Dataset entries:
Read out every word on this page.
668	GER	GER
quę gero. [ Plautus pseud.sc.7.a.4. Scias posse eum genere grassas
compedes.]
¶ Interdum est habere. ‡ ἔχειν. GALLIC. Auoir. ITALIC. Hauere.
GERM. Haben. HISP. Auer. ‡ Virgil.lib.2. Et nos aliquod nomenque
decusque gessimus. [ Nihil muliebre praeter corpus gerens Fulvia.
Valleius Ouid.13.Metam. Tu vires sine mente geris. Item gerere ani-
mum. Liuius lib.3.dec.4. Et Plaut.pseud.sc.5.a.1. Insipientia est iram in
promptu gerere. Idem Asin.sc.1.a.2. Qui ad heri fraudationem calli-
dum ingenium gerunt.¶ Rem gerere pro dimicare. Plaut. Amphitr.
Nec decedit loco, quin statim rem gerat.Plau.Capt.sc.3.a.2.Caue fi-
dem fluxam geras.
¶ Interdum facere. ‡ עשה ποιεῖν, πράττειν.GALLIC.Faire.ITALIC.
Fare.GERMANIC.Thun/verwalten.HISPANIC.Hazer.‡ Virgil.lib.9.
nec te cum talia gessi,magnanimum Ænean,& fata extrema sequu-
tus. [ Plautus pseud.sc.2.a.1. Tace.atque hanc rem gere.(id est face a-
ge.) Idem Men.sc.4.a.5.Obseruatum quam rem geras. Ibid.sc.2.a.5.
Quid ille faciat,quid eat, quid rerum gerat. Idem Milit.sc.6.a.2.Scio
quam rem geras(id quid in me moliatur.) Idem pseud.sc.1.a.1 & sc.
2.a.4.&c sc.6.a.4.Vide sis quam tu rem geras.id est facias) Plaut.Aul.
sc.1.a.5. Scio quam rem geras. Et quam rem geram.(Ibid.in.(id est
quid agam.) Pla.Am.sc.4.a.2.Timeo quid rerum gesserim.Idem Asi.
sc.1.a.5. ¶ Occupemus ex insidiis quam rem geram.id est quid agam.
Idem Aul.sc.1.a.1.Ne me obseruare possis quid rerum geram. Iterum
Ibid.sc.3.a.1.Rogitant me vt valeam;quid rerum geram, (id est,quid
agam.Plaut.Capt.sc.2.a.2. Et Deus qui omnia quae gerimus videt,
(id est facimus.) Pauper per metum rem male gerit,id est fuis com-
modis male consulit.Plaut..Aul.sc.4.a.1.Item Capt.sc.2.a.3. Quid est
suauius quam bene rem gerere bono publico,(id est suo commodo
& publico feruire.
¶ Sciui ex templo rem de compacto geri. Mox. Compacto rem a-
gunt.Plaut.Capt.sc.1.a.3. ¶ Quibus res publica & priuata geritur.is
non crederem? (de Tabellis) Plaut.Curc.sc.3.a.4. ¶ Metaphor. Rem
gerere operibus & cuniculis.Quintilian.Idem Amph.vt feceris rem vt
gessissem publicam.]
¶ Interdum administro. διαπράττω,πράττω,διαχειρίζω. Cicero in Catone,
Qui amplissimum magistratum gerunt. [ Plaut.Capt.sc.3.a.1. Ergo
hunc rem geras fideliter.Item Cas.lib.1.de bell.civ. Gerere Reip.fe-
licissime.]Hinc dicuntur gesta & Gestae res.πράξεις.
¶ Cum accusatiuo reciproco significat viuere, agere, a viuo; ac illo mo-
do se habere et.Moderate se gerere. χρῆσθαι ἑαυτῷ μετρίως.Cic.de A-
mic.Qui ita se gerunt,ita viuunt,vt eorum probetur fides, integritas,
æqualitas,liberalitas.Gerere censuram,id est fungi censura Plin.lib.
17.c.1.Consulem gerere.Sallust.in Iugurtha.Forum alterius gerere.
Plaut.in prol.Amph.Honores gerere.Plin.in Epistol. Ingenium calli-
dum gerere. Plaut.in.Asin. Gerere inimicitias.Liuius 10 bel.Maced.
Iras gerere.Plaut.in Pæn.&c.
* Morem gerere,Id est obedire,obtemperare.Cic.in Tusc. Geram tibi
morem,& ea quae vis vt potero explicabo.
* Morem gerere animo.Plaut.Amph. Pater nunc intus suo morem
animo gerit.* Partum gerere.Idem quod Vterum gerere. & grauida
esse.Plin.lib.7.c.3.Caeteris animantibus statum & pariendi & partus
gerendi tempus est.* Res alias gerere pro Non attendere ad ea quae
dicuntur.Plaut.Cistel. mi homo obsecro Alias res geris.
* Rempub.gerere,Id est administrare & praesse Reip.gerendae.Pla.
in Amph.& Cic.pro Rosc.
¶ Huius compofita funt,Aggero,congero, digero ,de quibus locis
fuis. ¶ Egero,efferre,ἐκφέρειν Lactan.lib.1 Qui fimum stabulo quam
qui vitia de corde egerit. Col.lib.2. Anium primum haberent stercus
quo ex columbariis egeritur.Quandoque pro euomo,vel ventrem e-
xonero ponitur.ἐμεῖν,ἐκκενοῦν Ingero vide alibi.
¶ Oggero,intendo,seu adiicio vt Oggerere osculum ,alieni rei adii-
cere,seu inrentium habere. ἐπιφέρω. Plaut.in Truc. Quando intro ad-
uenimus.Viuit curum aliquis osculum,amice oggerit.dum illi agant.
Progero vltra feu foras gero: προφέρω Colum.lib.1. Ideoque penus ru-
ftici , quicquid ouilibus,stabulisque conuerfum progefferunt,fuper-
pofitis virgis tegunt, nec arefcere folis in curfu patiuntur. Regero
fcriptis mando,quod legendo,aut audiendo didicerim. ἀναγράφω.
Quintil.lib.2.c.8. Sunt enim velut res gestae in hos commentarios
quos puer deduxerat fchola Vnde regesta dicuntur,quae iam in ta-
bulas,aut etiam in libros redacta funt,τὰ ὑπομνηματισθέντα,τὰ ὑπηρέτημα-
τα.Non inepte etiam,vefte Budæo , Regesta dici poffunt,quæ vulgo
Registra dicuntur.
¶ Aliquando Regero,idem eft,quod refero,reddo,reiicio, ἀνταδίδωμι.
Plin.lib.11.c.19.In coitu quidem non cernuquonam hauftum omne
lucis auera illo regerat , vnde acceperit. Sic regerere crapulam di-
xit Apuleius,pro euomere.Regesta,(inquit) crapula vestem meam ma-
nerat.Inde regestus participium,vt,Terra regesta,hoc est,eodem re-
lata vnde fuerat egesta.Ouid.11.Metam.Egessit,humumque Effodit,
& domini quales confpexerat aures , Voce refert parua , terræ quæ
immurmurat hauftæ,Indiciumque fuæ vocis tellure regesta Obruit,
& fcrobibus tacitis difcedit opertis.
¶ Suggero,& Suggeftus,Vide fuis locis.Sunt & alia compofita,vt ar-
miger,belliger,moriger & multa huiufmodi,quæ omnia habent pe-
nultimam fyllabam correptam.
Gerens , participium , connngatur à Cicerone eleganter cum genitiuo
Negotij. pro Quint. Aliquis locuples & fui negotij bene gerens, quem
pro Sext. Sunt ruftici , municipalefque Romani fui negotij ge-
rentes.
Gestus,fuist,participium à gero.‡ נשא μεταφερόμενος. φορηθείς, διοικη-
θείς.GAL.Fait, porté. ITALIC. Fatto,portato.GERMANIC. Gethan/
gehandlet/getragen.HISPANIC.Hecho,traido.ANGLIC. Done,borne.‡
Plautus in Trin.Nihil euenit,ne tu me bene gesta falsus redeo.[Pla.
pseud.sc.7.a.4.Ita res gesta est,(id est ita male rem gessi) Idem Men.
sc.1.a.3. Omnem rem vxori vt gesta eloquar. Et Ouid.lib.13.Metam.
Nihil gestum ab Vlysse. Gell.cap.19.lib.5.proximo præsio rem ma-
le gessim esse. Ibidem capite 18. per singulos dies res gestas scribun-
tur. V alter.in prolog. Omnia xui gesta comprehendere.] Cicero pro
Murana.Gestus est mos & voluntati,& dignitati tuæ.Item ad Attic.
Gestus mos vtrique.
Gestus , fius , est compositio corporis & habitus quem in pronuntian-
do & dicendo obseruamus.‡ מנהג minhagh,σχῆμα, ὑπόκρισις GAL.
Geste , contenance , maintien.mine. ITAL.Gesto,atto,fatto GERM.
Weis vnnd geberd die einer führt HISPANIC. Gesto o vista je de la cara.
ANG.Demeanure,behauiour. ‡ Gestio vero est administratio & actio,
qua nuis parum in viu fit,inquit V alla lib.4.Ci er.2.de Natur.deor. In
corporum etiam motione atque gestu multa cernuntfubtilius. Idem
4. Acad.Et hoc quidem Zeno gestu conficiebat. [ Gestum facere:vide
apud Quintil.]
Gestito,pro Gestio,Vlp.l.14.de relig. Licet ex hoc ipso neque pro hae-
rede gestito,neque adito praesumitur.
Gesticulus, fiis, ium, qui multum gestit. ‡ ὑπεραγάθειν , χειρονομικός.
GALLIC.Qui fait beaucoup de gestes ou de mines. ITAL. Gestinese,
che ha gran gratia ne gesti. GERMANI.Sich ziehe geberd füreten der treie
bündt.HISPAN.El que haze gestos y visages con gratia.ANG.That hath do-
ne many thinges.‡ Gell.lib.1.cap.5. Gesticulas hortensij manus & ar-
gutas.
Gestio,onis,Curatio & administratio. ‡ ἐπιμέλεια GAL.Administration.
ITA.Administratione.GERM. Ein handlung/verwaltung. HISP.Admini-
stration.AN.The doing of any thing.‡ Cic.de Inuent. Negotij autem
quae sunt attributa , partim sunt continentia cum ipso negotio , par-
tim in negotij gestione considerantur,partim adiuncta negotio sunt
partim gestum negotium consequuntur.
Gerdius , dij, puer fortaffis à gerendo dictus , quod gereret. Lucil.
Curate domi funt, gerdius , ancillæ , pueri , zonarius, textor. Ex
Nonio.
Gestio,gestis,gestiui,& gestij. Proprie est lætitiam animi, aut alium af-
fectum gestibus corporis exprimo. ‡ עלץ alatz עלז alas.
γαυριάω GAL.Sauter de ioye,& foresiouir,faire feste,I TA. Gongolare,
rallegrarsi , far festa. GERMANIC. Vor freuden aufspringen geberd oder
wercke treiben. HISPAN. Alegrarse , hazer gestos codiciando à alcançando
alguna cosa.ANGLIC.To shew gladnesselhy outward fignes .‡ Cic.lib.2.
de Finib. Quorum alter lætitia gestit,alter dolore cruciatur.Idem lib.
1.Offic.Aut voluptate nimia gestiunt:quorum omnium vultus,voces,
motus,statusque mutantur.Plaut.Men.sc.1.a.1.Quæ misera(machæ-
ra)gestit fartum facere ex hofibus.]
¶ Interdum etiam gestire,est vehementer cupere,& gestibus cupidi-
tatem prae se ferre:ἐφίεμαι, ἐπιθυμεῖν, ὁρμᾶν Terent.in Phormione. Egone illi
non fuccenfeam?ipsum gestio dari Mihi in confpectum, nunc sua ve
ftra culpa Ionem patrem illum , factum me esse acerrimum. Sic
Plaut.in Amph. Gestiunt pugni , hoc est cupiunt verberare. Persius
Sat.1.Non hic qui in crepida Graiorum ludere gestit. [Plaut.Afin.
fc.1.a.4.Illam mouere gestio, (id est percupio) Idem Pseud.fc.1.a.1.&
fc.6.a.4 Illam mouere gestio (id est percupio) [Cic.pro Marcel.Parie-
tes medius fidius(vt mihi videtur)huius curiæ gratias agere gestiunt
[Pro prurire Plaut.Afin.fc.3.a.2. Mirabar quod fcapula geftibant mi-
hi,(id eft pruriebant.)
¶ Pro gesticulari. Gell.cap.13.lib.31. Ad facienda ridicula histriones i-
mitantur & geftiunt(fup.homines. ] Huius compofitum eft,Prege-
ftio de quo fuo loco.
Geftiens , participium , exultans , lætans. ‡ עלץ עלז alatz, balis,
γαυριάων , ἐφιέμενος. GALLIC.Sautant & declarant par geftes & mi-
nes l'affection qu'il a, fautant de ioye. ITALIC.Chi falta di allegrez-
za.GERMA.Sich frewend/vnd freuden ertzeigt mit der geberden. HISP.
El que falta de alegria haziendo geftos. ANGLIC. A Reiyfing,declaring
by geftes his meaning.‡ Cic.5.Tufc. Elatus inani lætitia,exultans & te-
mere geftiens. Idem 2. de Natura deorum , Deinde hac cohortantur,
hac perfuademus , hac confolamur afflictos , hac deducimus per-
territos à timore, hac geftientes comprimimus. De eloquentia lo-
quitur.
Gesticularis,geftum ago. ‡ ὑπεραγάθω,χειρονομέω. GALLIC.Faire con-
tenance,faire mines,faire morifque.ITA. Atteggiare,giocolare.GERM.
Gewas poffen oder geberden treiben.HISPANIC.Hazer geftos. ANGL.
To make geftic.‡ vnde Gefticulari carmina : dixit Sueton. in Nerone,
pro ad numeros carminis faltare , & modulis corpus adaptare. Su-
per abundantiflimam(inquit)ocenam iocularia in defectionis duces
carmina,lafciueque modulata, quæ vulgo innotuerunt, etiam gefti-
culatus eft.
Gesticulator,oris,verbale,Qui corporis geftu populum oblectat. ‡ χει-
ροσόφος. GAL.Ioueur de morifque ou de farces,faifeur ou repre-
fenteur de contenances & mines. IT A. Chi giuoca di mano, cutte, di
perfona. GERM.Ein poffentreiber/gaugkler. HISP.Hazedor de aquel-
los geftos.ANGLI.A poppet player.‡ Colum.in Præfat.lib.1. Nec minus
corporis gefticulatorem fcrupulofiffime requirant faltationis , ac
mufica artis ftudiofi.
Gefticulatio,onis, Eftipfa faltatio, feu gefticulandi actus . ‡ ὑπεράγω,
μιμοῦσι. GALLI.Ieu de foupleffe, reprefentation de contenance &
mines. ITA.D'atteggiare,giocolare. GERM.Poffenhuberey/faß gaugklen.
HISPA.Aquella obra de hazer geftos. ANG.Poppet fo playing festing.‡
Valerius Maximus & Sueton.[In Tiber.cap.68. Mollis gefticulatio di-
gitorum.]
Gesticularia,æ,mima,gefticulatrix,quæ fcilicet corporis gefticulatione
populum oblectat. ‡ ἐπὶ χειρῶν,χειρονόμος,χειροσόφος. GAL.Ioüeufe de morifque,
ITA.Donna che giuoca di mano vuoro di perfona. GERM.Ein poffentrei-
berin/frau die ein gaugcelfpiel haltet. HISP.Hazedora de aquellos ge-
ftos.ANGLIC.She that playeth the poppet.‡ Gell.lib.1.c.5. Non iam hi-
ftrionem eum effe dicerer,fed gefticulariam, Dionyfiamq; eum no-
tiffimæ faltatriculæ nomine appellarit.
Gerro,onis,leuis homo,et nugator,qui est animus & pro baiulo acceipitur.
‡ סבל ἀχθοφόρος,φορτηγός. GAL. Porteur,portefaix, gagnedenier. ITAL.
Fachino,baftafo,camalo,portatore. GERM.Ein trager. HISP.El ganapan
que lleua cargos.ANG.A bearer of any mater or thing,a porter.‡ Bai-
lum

_Task objective_. Within the material above, find the lines that contain the word "Capt"; copy them.

_Solution for this exercise_.
Nec decedit loco, quin statim rem gerat.Plau.Capt.sc.3.a.2.Caue fi-
agam.Plaut.Capt.sc.2.a.2. Et Deus qui omnia quae gerimus videt,
modis male consulit.Plaut..Aul.sc.4.a.1.Item Capt.sc.2.a.3. Quid est
gunt.Plaut.Capt.sc.1.a.3. ¶ Quibus res publica & priuata geritur.is
Qui amplissimum magistratum gerunt. [ Plaut.Capt.sc.3.a.1. Ergo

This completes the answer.